**Stated problem**
Write out all the entries word for word and omit any pictures.

**Material supplied**

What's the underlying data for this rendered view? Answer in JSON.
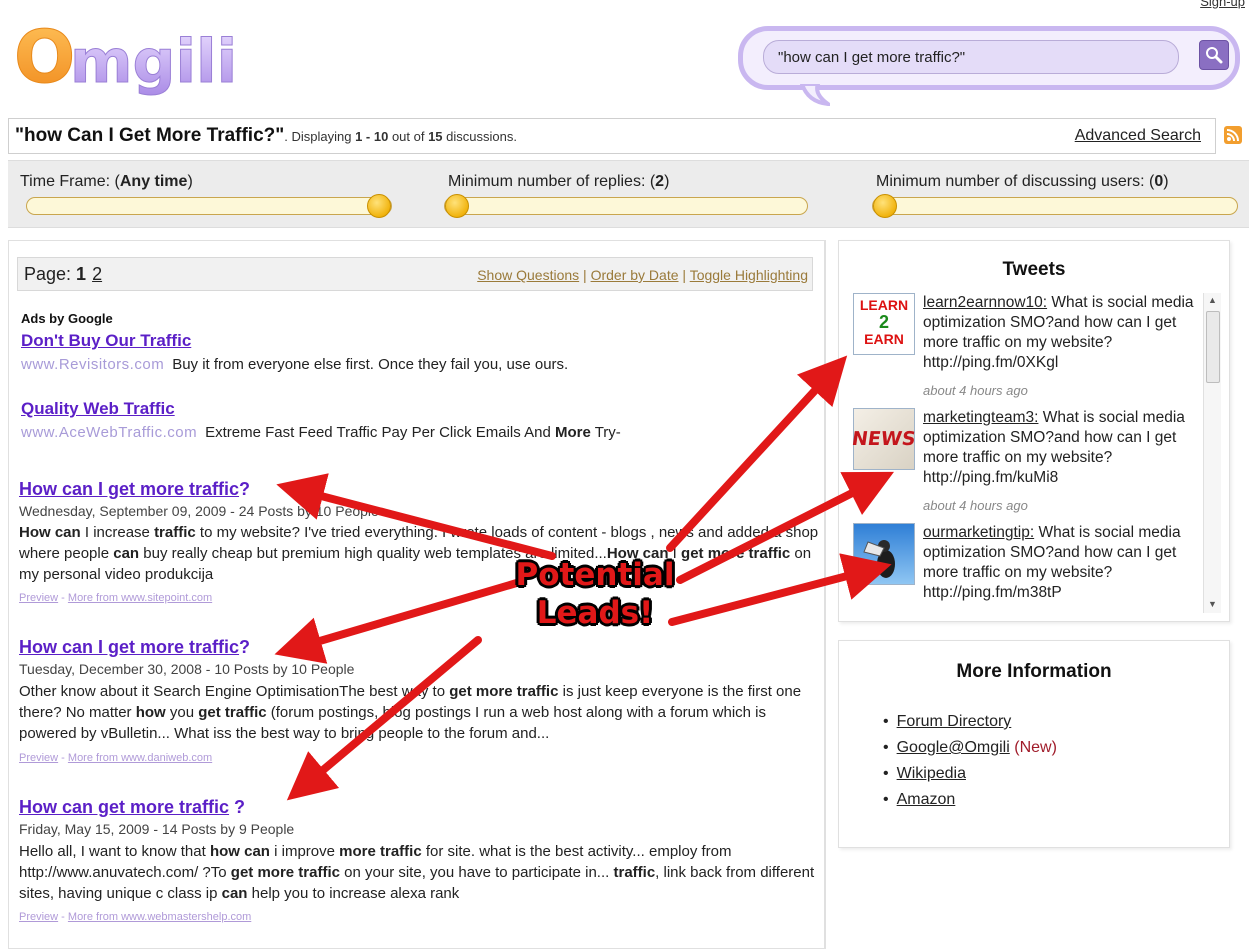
{
  "header": {
    "signup_label": "Sign-up",
    "logo_text": "Omgili",
    "search_value": "\"how can I get more traffic?\""
  },
  "query_bar": {
    "query": "\"how Can I Get More Traffic?\"",
    "displaying_prefix": ". Displaying ",
    "range": "1 - 10",
    "out_of": " out of ",
    "total": "15",
    "suffix": " discussions.",
    "advanced_search": "Advanced Search"
  },
  "filters": {
    "time_frame": {
      "label": "Time Frame: (",
      "value": "Any time",
      "close": ")",
      "level": 1.0
    },
    "min_replies": {
      "label": "Minimum number of replies: (",
      "value": "2",
      "close": ")",
      "level": 0.0
    },
    "min_users": {
      "label": "Minimum number of discussing users: (",
      "value": "0",
      "close": ")",
      "level": 0.0
    }
  },
  "pager": {
    "label": "Page: ",
    "current": "1",
    "other": "2",
    "show_questions": "Show Questions",
    "sep1": "  | ",
    "order_by_date": "Order by Date",
    "sep2": " | ",
    "toggle_highlighting": "Toggle Highlighting"
  },
  "ads": {
    "heading": "Ads by Google",
    "items": [
      {
        "title": "Don't Buy Our Traffic",
        "url": "www.Revisitors.com",
        "text": "Buy it from everyone else first. Once they fail you, use ours."
      },
      {
        "title": "Quality Web Traffic",
        "url": "www.AceWebTraffic.com",
        "text_before": "Extreme Fast Feed Traffic Pay Per Click Emails And ",
        "text_bold": "More",
        "text_after": " Try-"
      }
    ]
  },
  "results": [
    {
      "title": "How can I get more traffic",
      "qmark": "?",
      "meta": "Wednesday, September 09, 2009 - 24 Posts by 10 People",
      "preview": "Preview",
      "more_from": "More from www.sitepoint.com"
    },
    {
      "title": "How can I get more traffic",
      "qmark": "?",
      "meta": "Tuesday, December 30, 2008 - 10 Posts by 10 People",
      "preview": "Preview",
      "more_from": "More from www.daniweb.com"
    },
    {
      "title": "How can get more traffic",
      "qmark": " ?",
      "meta": "Friday, May 15, 2009 - 14 Posts by 9 People",
      "preview": "Preview",
      "more_from": "More from www.webmastershelp.com"
    }
  ],
  "tweets": {
    "heading": "Tweets",
    "items": [
      {
        "user": "learn2earnnow10:",
        "text": " What is social media optimization SMO?and how can I get more traffic on my website? http://ping.fm/0XKgl",
        "time": "about 4 hours ago",
        "avatar_lines": [
          "LEARN",
          "2",
          "EARN"
        ]
      },
      {
        "user": "marketingteam3:",
        "text": " What is social media optimization SMO?and how can I get more traffic on my website? http://ping.fm/kuMi8",
        "time": "about 4 hours ago",
        "avatar_text": "NEWS"
      },
      {
        "user": "ourmarketingtip:",
        "text": " What is social media optimization SMO?and how can I get more traffic on my website? http://ping.fm/m38tP"
      }
    ]
  },
  "more_info": {
    "heading": "More Information",
    "items": [
      {
        "label": "Forum Directory"
      },
      {
        "label": "Google@Omgili",
        "badge": "New"
      },
      {
        "label": "Wikipedia"
      },
      {
        "label": "Amazon"
      }
    ]
  },
  "annotation": {
    "line1": "Potential",
    "line2": "Leads!"
  },
  "colors": {
    "link_purple": "#5b1fc7",
    "arrow_red": "#e11818",
    "slider_knob": "#f1b40f",
    "search_border": "#c9b7f0"
  }
}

**Completed exercise**
What's the underlying data for this rendered view? Answer in JSON.
{
  "header": {
    "signup_label": "Sign-up",
    "logo_text": "Omgili",
    "search_value": "\"how can I get more traffic?\""
  },
  "query_bar": {
    "query": "\"how Can I Get More Traffic?\"",
    "displaying_prefix": ". Displaying ",
    "range": "1 - 10",
    "out_of": " out of ",
    "total": "15",
    "suffix": " discussions.",
    "advanced_search": "Advanced Search"
  },
  "filters": {
    "time_frame": {
      "label": "Time Frame: (",
      "value": "Any time",
      "close": ")",
      "level": 1.0
    },
    "min_replies": {
      "label": "Minimum number of replies: (",
      "value": "2",
      "close": ")",
      "level": 0.0
    },
    "min_users": {
      "label": "Minimum number of discussing users: (",
      "value": "0",
      "close": ")",
      "level": 0.0
    }
  },
  "pager": {
    "label": "Page: ",
    "current": "1",
    "other": "2",
    "show_questions": "Show Questions",
    "sep1": "  | ",
    "order_by_date": "Order by Date",
    "sep2": " | ",
    "toggle_highlighting": "Toggle Highlighting"
  },
  "ads": {
    "heading": "Ads by Google",
    "items": [
      {
        "title": "Don't Buy Our Traffic",
        "url": "www.Revisitors.com",
        "text": "Buy it from everyone else first. Once they fail you, use ours."
      },
      {
        "title": "Quality Web Traffic",
        "url": "www.AceWebTraffic.com",
        "text_before": "Extreme Fast Feed Traffic Pay Per Click Emails And ",
        "text_bold": "More",
        "text_after": " Try-"
      }
    ]
  },
  "results": [
    {
      "title": "How can I get more traffic",
      "qmark": "?",
      "meta": "Wednesday, September 09, 2009 - 24 Posts by 10 People",
      "preview": "Preview",
      "more_from": "More from www.sitepoint.com"
    },
    {
      "title": "How can I get more traffic",
      "qmark": "?",
      "meta": "Tuesday, December 30, 2008 - 10 Posts by 10 People",
      "preview": "Preview",
      "more_from": "More from www.daniweb.com"
    },
    {
      "title": "How can get more traffic",
      "qmark": " ?",
      "meta": "Friday, May 15, 2009 - 14 Posts by 9 People",
      "preview": "Preview",
      "more_from": "More from www.webmastershelp.com"
    }
  ],
  "tweets": {
    "heading": "Tweets",
    "items": [
      {
        "user": "learn2earnnow10:",
        "text": " What is social media optimization SMO?and how can I get more traffic on my website? http://ping.fm/0XKgl",
        "time": "about 4 hours ago",
        "avatar_lines": [
          "LEARN",
          "2",
          "EARN"
        ]
      },
      {
        "user": "marketingteam3:",
        "text": " What is social media optimization SMO?and how can I get more traffic on my website? http://ping.fm/kuMi8",
        "time": "about 4 hours ago",
        "avatar_text": "NEWS"
      },
      {
        "user": "ourmarketingtip:",
        "text": " What is social media optimization SMO?and how can I get more traffic on my website? http://ping.fm/m38tP"
      }
    ]
  },
  "more_info": {
    "heading": "More Information",
    "items": [
      {
        "label": "Forum Directory"
      },
      {
        "label": "Google@Omgili",
        "badge": "New"
      },
      {
        "label": "Wikipedia"
      },
      {
        "label": "Amazon"
      }
    ]
  },
  "annotation": {
    "line1": "Potential",
    "line2": "Leads!"
  },
  "colors": {
    "link_purple": "#5b1fc7",
    "arrow_red": "#e11818",
    "slider_knob": "#f1b40f",
    "search_border": "#c9b7f0"
  }
}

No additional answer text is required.